(WHAT THE TASK REQUIRES): Pull out every line containing the string "Total".

(EXERCISE DATA):
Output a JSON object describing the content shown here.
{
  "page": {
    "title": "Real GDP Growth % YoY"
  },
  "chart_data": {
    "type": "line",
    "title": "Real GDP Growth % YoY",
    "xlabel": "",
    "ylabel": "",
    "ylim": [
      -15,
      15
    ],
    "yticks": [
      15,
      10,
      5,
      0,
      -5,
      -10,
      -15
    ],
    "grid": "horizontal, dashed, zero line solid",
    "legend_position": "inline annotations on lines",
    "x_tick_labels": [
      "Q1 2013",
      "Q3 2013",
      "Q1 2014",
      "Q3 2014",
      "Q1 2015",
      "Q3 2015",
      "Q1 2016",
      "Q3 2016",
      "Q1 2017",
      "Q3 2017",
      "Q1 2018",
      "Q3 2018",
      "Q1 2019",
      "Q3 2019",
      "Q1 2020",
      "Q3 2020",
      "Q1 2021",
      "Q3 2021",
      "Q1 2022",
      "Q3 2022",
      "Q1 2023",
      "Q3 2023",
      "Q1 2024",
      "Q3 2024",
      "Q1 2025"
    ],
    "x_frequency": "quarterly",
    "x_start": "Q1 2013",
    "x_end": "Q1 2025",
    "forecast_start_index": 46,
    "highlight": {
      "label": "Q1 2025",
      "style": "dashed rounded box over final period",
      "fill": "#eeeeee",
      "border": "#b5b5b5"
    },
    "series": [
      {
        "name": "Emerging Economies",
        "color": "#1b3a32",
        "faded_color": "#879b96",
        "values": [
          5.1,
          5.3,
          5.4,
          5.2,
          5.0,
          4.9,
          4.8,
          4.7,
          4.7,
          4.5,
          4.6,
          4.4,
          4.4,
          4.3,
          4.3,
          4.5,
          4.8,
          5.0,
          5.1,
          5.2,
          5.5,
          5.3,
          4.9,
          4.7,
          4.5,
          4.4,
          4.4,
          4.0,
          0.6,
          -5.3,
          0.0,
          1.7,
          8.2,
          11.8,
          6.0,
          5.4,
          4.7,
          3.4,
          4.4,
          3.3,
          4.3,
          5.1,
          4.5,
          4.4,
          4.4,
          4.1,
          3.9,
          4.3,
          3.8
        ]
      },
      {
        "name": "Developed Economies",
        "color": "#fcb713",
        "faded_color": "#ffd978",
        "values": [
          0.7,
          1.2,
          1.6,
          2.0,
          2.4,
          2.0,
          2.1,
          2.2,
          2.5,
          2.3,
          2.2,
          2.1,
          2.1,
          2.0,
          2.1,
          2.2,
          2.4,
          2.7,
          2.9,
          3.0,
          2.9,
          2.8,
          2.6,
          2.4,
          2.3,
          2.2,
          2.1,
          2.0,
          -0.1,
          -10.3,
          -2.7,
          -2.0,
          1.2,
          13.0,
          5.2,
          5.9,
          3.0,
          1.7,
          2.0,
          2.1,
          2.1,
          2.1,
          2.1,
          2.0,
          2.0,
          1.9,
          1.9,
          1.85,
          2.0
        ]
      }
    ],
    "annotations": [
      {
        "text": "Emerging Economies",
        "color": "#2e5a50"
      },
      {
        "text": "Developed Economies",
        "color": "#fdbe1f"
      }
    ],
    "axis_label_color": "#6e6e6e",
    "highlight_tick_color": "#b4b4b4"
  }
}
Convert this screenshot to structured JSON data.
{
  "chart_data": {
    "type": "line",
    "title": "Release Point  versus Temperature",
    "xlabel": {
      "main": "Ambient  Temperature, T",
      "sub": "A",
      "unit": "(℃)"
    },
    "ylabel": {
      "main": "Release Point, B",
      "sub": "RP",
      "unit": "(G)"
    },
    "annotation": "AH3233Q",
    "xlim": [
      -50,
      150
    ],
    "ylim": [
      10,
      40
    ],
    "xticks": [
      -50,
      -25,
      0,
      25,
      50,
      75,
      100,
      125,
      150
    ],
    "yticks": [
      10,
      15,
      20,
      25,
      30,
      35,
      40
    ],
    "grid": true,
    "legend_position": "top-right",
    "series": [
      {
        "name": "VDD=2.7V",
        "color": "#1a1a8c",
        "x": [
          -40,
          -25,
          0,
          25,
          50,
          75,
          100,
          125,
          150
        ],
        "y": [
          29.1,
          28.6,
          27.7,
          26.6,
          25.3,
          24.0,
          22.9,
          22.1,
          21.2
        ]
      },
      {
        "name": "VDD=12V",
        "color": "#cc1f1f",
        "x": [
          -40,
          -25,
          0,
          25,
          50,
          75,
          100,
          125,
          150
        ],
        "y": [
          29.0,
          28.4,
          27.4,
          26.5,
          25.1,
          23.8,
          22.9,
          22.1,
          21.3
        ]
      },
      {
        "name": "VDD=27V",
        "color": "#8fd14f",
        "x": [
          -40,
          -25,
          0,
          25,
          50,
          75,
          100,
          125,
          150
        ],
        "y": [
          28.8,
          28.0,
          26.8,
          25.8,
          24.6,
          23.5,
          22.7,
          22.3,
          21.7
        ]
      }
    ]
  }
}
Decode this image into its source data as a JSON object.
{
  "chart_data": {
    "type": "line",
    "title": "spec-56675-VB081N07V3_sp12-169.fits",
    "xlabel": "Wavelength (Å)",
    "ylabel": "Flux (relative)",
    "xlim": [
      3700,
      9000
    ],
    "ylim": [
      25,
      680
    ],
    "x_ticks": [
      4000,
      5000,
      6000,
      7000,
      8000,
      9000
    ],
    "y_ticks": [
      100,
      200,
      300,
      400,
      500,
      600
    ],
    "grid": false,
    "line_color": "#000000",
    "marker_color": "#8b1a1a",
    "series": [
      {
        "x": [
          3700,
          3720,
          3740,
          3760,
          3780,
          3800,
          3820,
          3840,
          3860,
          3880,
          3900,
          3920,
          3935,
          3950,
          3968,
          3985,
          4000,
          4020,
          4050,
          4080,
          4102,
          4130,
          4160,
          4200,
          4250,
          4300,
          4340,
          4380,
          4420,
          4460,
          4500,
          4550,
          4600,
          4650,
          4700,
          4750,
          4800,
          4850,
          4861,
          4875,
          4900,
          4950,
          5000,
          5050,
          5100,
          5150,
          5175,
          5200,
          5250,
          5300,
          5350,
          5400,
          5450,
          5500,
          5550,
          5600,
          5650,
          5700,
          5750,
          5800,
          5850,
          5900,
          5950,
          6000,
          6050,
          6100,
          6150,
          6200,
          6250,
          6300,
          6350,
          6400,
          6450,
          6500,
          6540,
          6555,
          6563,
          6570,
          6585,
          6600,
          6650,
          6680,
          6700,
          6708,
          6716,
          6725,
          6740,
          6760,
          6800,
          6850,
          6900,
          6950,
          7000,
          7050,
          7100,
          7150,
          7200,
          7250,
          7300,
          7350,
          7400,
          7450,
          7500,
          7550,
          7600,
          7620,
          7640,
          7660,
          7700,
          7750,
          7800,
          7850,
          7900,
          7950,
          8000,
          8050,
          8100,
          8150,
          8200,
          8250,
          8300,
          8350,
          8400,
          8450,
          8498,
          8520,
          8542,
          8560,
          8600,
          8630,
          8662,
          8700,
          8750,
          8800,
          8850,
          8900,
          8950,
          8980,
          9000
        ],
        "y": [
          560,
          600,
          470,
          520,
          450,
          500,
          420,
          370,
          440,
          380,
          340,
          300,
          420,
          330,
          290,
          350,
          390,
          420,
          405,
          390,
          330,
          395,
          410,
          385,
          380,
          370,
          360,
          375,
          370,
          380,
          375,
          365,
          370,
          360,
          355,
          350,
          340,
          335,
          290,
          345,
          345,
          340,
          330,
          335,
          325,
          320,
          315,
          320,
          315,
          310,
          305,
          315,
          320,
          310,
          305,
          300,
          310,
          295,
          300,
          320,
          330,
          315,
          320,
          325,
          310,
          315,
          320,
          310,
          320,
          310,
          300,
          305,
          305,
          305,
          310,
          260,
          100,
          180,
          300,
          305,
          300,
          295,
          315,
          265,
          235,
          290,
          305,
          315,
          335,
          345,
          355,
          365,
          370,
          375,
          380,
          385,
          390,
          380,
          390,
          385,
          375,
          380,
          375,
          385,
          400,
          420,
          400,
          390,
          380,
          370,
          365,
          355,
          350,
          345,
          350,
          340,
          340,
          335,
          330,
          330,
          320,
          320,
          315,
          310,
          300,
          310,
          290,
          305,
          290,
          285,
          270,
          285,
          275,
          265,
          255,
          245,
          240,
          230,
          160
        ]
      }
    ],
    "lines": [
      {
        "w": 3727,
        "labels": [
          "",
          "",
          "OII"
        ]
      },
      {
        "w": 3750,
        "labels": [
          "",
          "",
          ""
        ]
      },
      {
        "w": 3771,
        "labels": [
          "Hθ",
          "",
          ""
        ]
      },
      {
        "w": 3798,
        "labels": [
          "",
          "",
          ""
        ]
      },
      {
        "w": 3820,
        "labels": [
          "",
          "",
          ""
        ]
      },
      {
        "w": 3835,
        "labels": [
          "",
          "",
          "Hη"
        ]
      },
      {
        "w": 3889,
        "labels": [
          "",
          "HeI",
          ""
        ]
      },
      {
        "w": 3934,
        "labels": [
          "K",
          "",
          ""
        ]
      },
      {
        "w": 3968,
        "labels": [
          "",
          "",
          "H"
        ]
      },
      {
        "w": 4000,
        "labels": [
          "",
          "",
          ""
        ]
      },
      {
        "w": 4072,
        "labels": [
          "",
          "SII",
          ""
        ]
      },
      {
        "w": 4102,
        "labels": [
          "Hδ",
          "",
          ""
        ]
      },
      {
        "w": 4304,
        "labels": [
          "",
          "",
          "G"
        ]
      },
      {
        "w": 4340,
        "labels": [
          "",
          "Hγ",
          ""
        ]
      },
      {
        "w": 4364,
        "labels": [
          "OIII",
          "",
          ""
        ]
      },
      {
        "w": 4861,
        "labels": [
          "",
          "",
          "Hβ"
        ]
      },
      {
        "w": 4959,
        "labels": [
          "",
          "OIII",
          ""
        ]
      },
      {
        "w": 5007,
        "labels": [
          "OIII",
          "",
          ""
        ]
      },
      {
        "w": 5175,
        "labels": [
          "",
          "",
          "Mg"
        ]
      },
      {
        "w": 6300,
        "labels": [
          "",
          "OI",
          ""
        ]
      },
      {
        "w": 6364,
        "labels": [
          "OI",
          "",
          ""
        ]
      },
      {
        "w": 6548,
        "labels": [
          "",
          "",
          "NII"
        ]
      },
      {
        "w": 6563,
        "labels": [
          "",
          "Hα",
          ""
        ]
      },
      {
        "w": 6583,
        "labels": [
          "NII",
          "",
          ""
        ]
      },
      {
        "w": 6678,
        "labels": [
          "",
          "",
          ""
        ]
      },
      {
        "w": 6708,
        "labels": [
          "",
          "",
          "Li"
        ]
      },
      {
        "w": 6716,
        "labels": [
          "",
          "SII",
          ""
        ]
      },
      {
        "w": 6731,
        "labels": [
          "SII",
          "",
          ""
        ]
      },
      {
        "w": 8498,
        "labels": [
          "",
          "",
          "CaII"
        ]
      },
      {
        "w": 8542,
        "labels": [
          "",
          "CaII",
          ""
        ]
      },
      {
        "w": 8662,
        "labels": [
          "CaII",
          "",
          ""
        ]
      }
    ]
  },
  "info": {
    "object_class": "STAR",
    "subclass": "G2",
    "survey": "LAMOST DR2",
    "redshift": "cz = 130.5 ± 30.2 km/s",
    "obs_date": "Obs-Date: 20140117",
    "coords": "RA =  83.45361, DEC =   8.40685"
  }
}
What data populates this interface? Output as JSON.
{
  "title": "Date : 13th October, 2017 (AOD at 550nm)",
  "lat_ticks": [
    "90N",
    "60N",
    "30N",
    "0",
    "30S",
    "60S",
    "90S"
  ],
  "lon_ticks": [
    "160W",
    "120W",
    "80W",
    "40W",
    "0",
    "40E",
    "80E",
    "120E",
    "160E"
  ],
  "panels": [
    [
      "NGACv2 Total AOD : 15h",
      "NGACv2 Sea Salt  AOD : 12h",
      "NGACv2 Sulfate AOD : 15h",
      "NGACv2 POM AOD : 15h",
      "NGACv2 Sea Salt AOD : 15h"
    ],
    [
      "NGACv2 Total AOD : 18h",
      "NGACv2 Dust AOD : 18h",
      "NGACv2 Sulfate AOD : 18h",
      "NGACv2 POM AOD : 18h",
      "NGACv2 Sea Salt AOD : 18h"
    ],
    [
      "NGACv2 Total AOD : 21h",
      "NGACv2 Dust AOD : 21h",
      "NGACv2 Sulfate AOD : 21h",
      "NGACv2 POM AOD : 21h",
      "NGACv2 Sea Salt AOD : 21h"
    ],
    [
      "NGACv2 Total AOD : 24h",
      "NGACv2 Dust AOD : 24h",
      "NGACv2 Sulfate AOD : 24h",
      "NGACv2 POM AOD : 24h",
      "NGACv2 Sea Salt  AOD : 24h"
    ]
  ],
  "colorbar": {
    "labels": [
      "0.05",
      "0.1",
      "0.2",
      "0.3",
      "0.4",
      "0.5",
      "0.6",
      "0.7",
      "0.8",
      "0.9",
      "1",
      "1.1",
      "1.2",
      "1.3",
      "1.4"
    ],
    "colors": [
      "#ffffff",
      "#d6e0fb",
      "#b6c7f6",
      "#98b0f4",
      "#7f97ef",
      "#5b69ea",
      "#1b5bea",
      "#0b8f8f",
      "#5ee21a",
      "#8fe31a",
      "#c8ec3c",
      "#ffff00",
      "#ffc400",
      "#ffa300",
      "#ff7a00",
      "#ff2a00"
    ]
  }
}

(RESPONSE TO THIS EXERCISE):
      "NGACv2 Total AOD : 15h",
      "NGACv2 Total AOD : 18h",
      "NGACv2 Total AOD : 21h",
      "NGACv2 Total AOD : 24h",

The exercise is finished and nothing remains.